• **TASK**
Pull every "الجماعة" line out of the data below.

(Extracted data entries)
== == ==
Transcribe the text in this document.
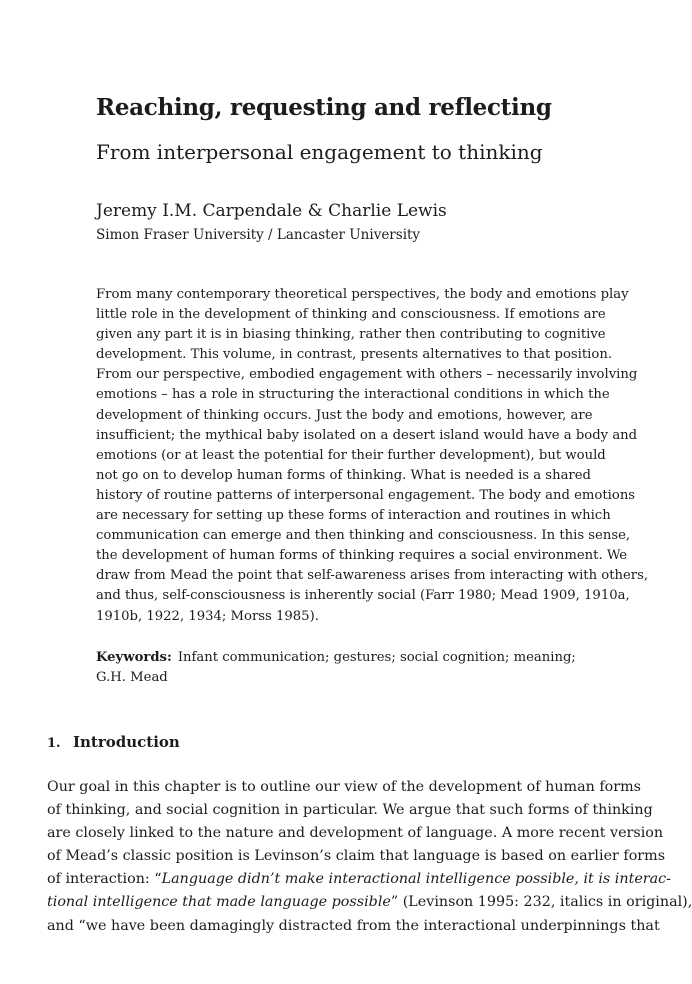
Reaching, requesting and reflecting
From interpersonal engagement to thinking
Jeremy I.M. Carpendale & Charlie Lewis
Simon Fraser University / Lancaster University
From many contemporary theoretical perspectives, the body and emotions play
little role in the development of thinking and consciousness. If emotions are
given any part it is in biasing thinking, rather then contributing to cognitive
development. This volume, in contrast, presents alternatives to that position.
From our perspective, embodied engagement with others – necessarily involving
emotions – has a role in structuring the interactional conditions in which the
development of thinking occurs. Just the body and emotions, however, are
insufficient; the mythical baby isolated on a desert island would have a body and
emotions (or at least the potential for their further development), but would
not go on to develop human forms of thinking. What is needed is a shared
history of routine patterns of interpersonal engagement. The body and emotions
are necessary for setting up these forms of interaction and routines in which
communication can emerge and then thinking and consciousness. In this sense,
the development of human forms of thinking requires a social environment. We
draw from Mead the point that self-awareness arises from interacting with others,
and thus, self-consciousness is inherently social (Farr 1980; Mead 1909, 1910a,
1910b, 1922, 1934; Morss 1985).
Keywords: Infant communication; gestures; social cognition; meaning;
G.H. Mead
1. Introduction
Our goal in this chapter is to outline our view of the development of human forms
of thinking, and social cognition in particular. We argue that such forms of thinking
are closely linked to the nature and development of language. A more recent version
of Mead’s classic position is Levinson’s claim that language is based on earlier forms
of interaction: “Language didn’t make interactional intelligence possible, it is interac-
tional intelligence that made language possible” (Levinson 1995: 232, italics in original),
and “we have been damagingly distracted from the interactional underpinnings that
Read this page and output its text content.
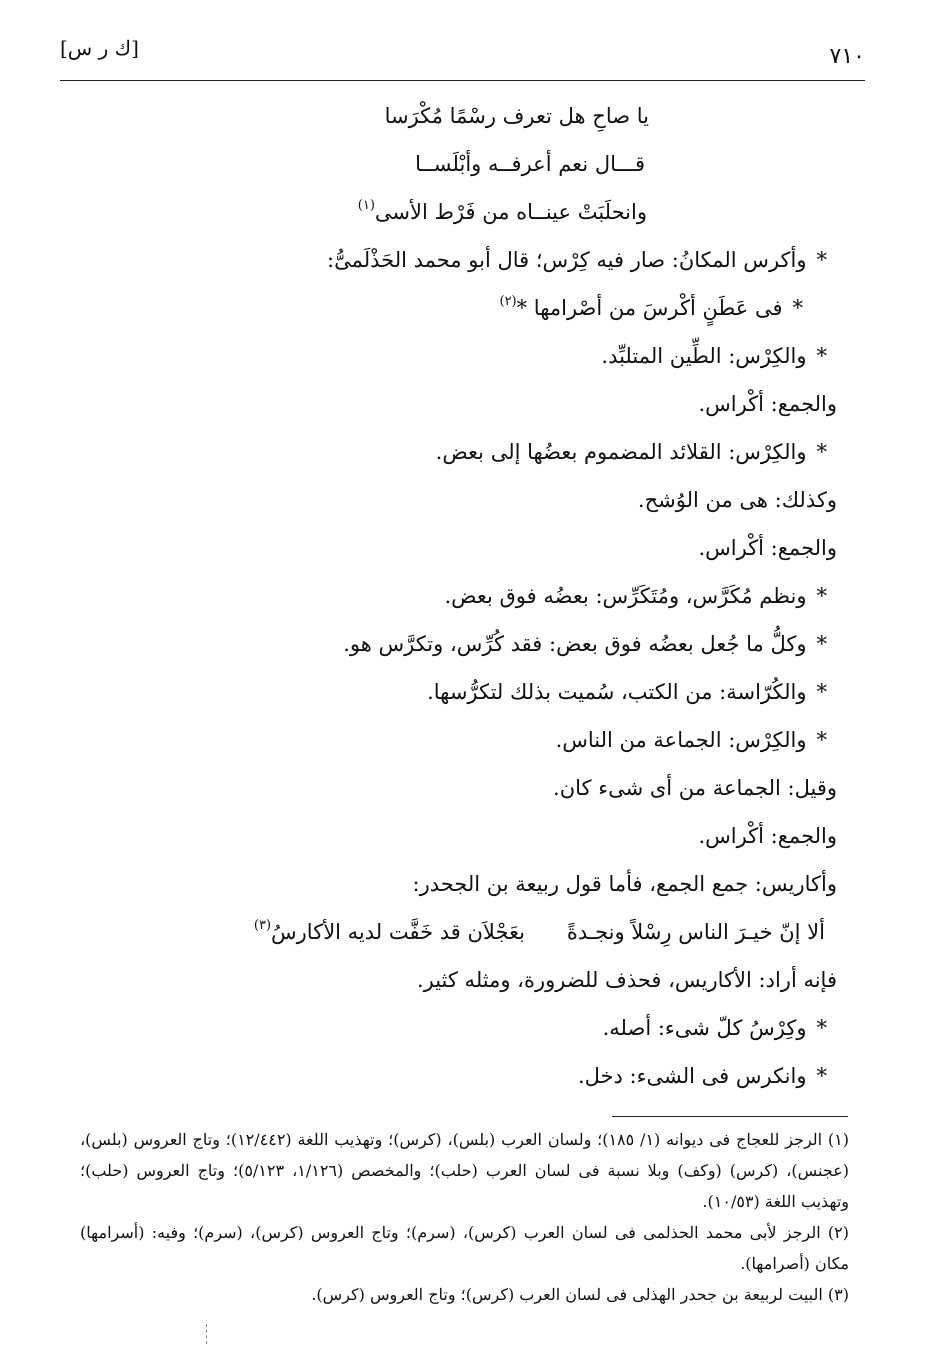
٧١٠
[ك ر س]
يا صاحِ هل تعرف رسْمًا مُكْرَسا
قـــال نعم أعرفــه وأبْلَســا
وانحلَبَتْ عينــاه من فَرْط الأسى$^{(١)}$
*وأكرس المكانُ: صار فيه كِرْس؛ قال أبو محمد الحَذْلَمىُّ:
*فى عَطَنٍ أكْرسَ من أصْرامها *$^{(٢)}$
*والكِرْس: الطِّين المتلبِّد.
والجمع: أكْراس.
*والكِرْس: القلائد المضموم بعضُها إلى بعض.
وكذلك: هى من الوُشح.
والجمع: أكْراس.
*ونظم مُكَرَّس، ومُتَكَرِّس: بعضُه فوق بعض.
*وكلُّ ما جُعل بعضُه فوق بعض: فقد كُرِّس، وتكرَّس هو.
*والكُرّاسة: من الكتب، سُميت بذلك لتكرُّسها.
*والكِرْس: الجماعة من الناس.
وقيل: الجماعة من أى شىء كان.
والجمع: أكْراس.
وأكاريس: جمع الجمع، فأما قول ربيعة بن الجحدر:
ألا إنّ خيـرَ الناس رِسْلاً ونجـدةً
بعَجْلاَن قد خَفَّت لديه الأكارسُ$^{(٣)}$
فإنه أراد: الأكاريس، فحذف للضرورة، ومثله كثير.
*وكِرْسُ كلّ شىء: أصله.
*وانكرس فى الشىء: دخل.

(١) الرجز للعجاج فى ديوانه (١/ ١٨٥)؛ ولسان العرب (بلس)، (كرس)؛ وتهذيب اللغة (١٢/٤٤٢)؛ وتاج العروس (بلس)، (عجنس)، (كرس) (وكف) وبلا نسبة فى لسان العرب (حلب)؛ والمخصص (١/١٢٦، ٥/١٢٣)؛ وتاج العروس (حلب)؛ وتهذيب اللغة (١٠/٥٣).

(٢) الرجز لأبى محمد الحذلمى فى لسان العرب (كرس)، (سرم)؛ وتاج العروس (كرس)، (سرم)؛ وفيه: (أسرامها) مكان (أصرامها).

(٣) البيت لربيعة بن جحدر الهذلى فى لسان العرب (كرس)؛ وتاج العروس (كرس).
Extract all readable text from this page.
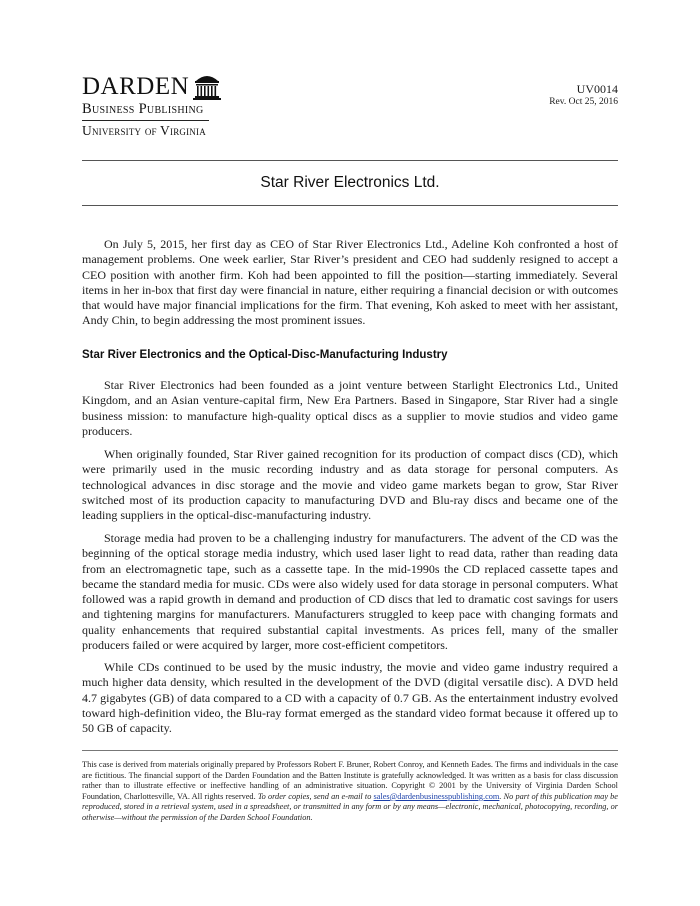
DARDEN
Business Publishing
University of Virginia
UV0014
Rev. Oct 25, 2016
Star River Electronics Ltd.

On July 5, 2015, her first day as CEO of Star River Electronics Ltd., Adeline Koh confronted a host of management problems. One week earlier, Star River’s president and CEO had suddenly resigned to accept a CEO position with another firm. Koh had been appointed to fill the position—starting immediately. Several items in her in-box that first day were financial in nature, either requiring a financial decision or with outcomes that would have major financial implications for the firm. That evening, Koh asked to meet with her assistant, Andy Chin, to begin addressing the most prominent issues.

Star River Electronics and the Optical-Disc-Manufacturing Industry

Star River Electronics had been founded as a joint venture between Starlight Electronics Ltd., United Kingdom, and an Asian venture-capital firm, New Era Partners. Based in Singapore, Star River had a single business mission: to manufacture high-quality optical discs as a supplier to movie studios and video game producers.

When originally founded, Star River gained recognition for its production of compact discs (CD), which were primarily used in the music recording industry and as data storage for personal computers. As technological advances in disc storage and the movie and video game markets began to grow, Star River switched most of its production capacity to manufacturing DVD and Blu-ray discs and became one of the leading suppliers in the optical-disc-manufacturing industry.

Storage media had proven to be a challenging industry for manufacturers. The advent of the CD was the beginning of the optical storage media industry, which used laser light to read data, rather than reading data from an electromagnetic tape, such as a cassette tape. In the mid-1990s the CD replaced cassette tapes and became the standard media for music. CDs were also widely used for data storage in personal computers. What followed was a rapid growth in demand and production of CD discs that led to dramatic cost savings for users and tightening margins for manufacturers. Manufacturers struggled to keep pace with changing formats and quality enhancements that required substantial capital investments. As prices fell, many of the smaller producers failed or were acquired by larger, more cost-efficient competitors.

While CDs continued to be used by the music industry, the movie and video game industry required a much higher data density, which resulted in the development of the DVD (digital versatile disc). A DVD held 4.7 gigabytes (GB) of data compared to a CD with a capacity of 0.7 GB. As the entertainment industry evolved toward high-definition video, the Blu-ray format emerged as the standard video format because it offered up to 50 GB of capacity.

This case is derived from materials originally prepared by Professors Robert F. Bruner, Robert Conroy, and Kenneth Eades. The firms and individuals in the case are fictitious. The financial support of the Darden Foundation and the Batten Institute is gratefully acknowledged. It was written as a basis for class discussion rather than to illustrate effective or ineffective handling of an administrative situation. Copyright © 2001 by the University of Virginia Darden School Foundation, Charlottesville, VA. All rights reserved. To order copies, send an e-mail to sales@dardenbusinesspublishing.com. No part of this publication may be reproduced, stored in a retrieval system, used in a spreadsheet, or transmitted in any form or by any means—electronic, mechanical, photocopying, recording, or otherwise—without the permission of the Darden School Foundation.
== == ==
• **EXPECTED ANSWER**
*والكِرْس: الجماعة من الناس.
وقيل: الجماعة من أى شىء كان.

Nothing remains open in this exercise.